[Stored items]

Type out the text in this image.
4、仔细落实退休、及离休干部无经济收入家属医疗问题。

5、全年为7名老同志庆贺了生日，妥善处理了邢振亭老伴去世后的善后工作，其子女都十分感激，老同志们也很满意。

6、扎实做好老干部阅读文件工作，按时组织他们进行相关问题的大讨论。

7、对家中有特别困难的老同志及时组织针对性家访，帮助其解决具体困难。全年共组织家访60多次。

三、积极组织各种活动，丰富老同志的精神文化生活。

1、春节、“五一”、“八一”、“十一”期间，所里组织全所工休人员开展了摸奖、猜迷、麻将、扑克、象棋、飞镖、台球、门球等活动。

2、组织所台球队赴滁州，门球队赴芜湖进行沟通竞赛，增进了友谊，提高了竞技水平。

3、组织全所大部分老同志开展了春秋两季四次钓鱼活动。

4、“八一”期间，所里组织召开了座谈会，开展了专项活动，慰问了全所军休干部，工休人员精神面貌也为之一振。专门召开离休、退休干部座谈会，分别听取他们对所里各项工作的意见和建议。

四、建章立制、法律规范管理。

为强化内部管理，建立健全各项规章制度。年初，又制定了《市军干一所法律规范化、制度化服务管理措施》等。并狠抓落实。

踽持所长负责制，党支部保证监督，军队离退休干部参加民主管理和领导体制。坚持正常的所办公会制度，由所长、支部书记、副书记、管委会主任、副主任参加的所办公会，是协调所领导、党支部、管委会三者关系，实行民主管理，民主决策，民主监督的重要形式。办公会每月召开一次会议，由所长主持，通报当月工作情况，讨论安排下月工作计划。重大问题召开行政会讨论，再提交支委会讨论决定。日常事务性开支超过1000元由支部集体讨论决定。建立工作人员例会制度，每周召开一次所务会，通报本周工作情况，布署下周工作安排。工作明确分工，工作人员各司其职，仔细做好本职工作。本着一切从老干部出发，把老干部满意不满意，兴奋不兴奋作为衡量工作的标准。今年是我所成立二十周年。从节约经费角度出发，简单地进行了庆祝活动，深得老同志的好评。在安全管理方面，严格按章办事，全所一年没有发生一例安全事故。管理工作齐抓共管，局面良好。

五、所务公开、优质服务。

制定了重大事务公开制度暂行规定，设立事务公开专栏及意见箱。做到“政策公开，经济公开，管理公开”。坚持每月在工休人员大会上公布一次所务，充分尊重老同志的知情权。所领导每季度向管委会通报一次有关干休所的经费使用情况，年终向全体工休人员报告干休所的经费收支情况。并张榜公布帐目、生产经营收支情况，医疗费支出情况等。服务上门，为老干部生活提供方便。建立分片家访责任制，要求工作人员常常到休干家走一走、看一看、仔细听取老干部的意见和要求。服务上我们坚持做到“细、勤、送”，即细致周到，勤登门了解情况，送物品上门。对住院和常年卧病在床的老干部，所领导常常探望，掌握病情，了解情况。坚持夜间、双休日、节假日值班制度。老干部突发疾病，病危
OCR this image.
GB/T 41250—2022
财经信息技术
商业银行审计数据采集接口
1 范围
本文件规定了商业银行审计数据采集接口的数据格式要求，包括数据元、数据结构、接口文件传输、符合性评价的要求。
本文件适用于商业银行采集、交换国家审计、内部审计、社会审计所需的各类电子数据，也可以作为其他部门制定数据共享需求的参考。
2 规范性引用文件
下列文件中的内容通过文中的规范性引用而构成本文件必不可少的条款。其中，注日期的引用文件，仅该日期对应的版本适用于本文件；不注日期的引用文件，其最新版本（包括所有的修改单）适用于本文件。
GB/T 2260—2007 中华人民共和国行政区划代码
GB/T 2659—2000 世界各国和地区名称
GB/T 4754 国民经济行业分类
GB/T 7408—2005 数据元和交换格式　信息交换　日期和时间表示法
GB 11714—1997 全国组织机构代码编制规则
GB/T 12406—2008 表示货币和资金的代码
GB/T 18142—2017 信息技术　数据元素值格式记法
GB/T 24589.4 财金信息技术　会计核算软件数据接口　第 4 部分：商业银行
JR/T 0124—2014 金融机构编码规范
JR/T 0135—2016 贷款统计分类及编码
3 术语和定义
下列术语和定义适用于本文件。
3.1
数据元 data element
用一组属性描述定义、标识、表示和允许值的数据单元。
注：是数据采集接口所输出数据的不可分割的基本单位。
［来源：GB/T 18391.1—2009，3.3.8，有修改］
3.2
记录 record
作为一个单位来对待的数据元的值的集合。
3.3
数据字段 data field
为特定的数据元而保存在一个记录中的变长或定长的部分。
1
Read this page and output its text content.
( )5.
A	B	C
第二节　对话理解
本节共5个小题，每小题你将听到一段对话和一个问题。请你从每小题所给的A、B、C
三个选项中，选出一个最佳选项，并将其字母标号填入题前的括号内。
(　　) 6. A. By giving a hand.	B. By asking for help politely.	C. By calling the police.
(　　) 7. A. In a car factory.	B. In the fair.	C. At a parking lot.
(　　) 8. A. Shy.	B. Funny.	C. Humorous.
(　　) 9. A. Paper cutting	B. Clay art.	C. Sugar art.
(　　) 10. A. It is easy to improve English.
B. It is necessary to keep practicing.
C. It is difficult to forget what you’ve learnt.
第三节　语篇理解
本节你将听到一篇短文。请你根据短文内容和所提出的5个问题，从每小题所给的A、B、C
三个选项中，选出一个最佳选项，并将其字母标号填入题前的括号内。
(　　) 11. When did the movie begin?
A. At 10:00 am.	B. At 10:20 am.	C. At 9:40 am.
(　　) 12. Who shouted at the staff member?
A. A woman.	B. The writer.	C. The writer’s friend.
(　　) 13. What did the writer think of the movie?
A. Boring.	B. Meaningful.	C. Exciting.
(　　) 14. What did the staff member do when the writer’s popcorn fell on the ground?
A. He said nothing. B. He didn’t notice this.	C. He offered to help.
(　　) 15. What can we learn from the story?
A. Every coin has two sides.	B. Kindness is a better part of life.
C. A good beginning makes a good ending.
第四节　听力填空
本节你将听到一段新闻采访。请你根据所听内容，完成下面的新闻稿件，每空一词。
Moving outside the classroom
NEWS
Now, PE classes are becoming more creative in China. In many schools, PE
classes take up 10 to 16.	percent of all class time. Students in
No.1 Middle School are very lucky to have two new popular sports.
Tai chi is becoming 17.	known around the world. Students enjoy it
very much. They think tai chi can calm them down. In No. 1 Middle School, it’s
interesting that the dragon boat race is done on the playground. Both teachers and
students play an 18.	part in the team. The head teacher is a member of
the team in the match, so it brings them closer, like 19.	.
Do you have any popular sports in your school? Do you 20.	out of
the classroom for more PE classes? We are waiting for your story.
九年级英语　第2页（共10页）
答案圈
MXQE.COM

= Stated problem =
Please copy out each record, character for character.

= Full answer =
Type out the text in this image.
4、仔细落实退休、及离休干部无经济收入家属医疗问题。

5、全年为7名老同志庆贺了生日，妥善处理了邢振亭老伴去世后的善后工作，其子女都十分感激，老同志们也很满意。

6、扎实做好老干部阅读文件工作，按时组织他们进行相关问题的大讨论。

7、对家中有特别困难的老同志及时组织针对性家访，帮助其解决具体困难。全年共组织家访60多次。

三、积极组织各种活动，丰富老同志的精神文化生活。

1、春节、“五一”、“八一”、“十一”期间，所里组织全所工休人员开展了摸奖、猜迷、麻将、扑克、象棋、飞镖、台球、门球等活动。

2、组织所台球队赴滁州，门球队赴芜湖进行沟通竞赛，增进了友谊，提高了竞技水平。

3、组织全所大部分老同志开展了春秋两季四次钓鱼活动。

4、“八一”期间，所里组织召开了座谈会，开展了专项活动，慰问了全所军休干部，工休人员精神面貌也为之一振。专门召开离休、退休干部座谈会，分别听取他们对所里各项工作的意见和建议。

四、建章立制、法律规范管理。

为强化内部管理，建立健全各项规章制度。年初，又制定了《市军干一所法律规范化、制度化服务管理措施》等。并狠抓落实。

踽持所长负责制，党支部保证监督，军队离退休干部参加民主管理和领导体制。坚持正常的所办公会制度，由所长、支部书记、副书记、管委会主任、副主任参加的所办公会，是协调所领导、党支部、管委会三者关系，实行民主管理，民主决策，民主监督的重要形式。办公会每月召开一次会议，由所长主持，通报当月工作情况，讨论安排下月工作计划。重大问题召开行政会讨论，再提交支委会讨论决定。日常事务性开支超过1000元由支部集体讨论决定。建立工作人员例会制度，每周召开一次所务会，通报本周工作情况，布署下周工作安排。工作明确分工，工作人员各司其职，仔细做好本职工作。本着一切从老干部出发，把老干部满意不满意，兴奋不兴奋作为衡量工作的标准。今年是我所成立二十周年。从节约经费角度出发，简单地进行了庆祝活动，深得老同志的好评。在安全管理方面，严格按章办事，全所一年没有发生一例安全事故。管理工作齐抓共管，局面良好。

五、所务公开、优质服务。

制定了重大事务公开制度暂行规定，设立事务公开专栏及意见箱。做到“政策公开，经济公开，管理公开”。坚持每月在工休人员大会上公布一次所务，充分尊重老同志的知情权。所领导每季度向管委会通报一次有关干休所的经费使用情况，年终向全体工休人员报告干休所的经费收支情况。并张榜公布帐目、生产经营收支情况，医疗费支出情况等。服务上门，为老干部生活提供方便。建立分片家访责任制，要求工作人员常常到休干家走一走、看一看、仔细听取老干部的意见和要求。服务上我们坚持做到“细、勤、送”，即细致周到，勤登门了解情况，送物品上门。对住院和常年卧病在床的老干部，所领导常常探望，掌握病情，了解情况。坚持夜间、双休日、节假日值班制度。老干部突发疾病，病危
OCR this image.
GB/T 41250—2022
财经信息技术
商业银行审计数据采集接口
1 范围
本文件规定了商业银行审计数据采集接口的数据格式要求，包括数据元、数据结构、接口文件传输、符合性评价的要求。
本文件适用于商业银行采集、交换国家审计、内部审计、社会审计所需的各类电子数据，也可以作为其他部门制定数据共享需求的参考。
2 规范性引用文件
下列文件中的内容通过文中的规范性引用而构成本文件必不可少的条款。其中，注日期的引用文件，仅该日期对应的版本适用于本文件；不注日期的引用文件，其最新版本（包括所有的修改单）适用于本文件。
GB/T 2260—2007 中华人民共和国行政区划代码
GB/T 2659—2000 世界各国和地区名称
GB/T 4754 国民经济行业分类
GB/T 7408—2005 数据元和交换格式　信息交换　日期和时间表示法
GB 11714—1997 全国组织机构代码编制规则
GB/T 12406—2008 表示货币和资金的代码
GB/T 18142—2017 信息技术　数据元素值格式记法
GB/T 24589.4 财金信息技术　会计核算软件数据接口　第 4 部分：商业银行
JR/T 0124—2014 金融机构编码规范
JR/T 0135—2016 贷款统计分类及编码
3 术语和定义
下列术语和定义适用于本文件。
3.1
数据元 data element
用一组属性描述定义、标识、表示和允许值的数据单元。
注：是数据采集接口所输出数据的不可分割的基本单位。
［来源：GB/T 18391.1—2009，3.3.8，有修改］
3.2
记录 record
作为一个单位来对待的数据元的值的集合。
3.3
数据字段 data field
为特定的数据元而保存在一个记录中的变长或定长的部分。
1
Read this page and output its text content.
( )5.
A	B	C
第二节　对话理解
本节共5个小题，每小题你将听到一段对话和一个问题。请你从每小题所给的A、B、C
三个选项中，选出一个最佳选项，并将其字母标号填入题前的括号内。
(　　) 6. A. By giving a hand.	B. By asking for help politely.	C. By calling the police.
(　　) 7. A. In a car factory.	B. In the fair.	C. At a parking lot.
(　　) 8. A. Shy.	B. Funny.	C. Humorous.
(　　) 9. A. Paper cutting	B. Clay art.	C. Sugar art.
(　　) 10. A. It is easy to improve English.
B. It is necessary to keep practicing.
C. It is difficult to forget what you’ve learnt.
第三节　语篇理解
本节你将听到一篇短文。请你根据短文内容和所提出的5个问题，从每小题所给的A、B、C
三个选项中，选出一个最佳选项，并将其字母标号填入题前的括号内。
(　　) 11. When did the movie begin?
A. At 10:00 am.	B. At 10:20 am.	C. At 9:40 am.
(　　) 12. Who shouted at the staff member?
A. A woman.	B. The writer.	C. The writer’s friend.
(　　) 13. What did the writer think of the movie?
A. Boring.	B. Meaningful.	C. Exciting.
(　　) 14. What did the staff member do when the writer’s popcorn fell on the ground?
A. He said nothing. B. He didn’t notice this.	C. He offered to help.
(　　) 15. What can we learn from the story?
A. Every coin has two sides.	B. Kindness is a better part of life.
C. A good beginning makes a good ending.
第四节　听力填空
本节你将听到一段新闻采访。请你根据所听内容，完成下面的新闻稿件，每空一词。
Moving outside the classroom
NEWS
Now, PE classes are becoming more creative in China. In many schools, PE
classes take up 10 to 16.	percent of all class time. Students in
No.1 Middle School are very lucky to have two new popular sports.
Tai chi is becoming 17.	known around the world. Students enjoy it
very much. They think tai chi can calm them down. In No. 1 Middle School, it’s
interesting that the dragon boat race is done on the playground. Both teachers and
students play an 18.	part in the team. The head teacher is a member of
the team in the match, so it brings them closer, like 19.	.
Do you have any popular sports in your school? Do you 20.	out of
the classroom for more PE classes? We are waiting for your story.
九年级英语　第2页（共10页）
答案圈
MXQE.COM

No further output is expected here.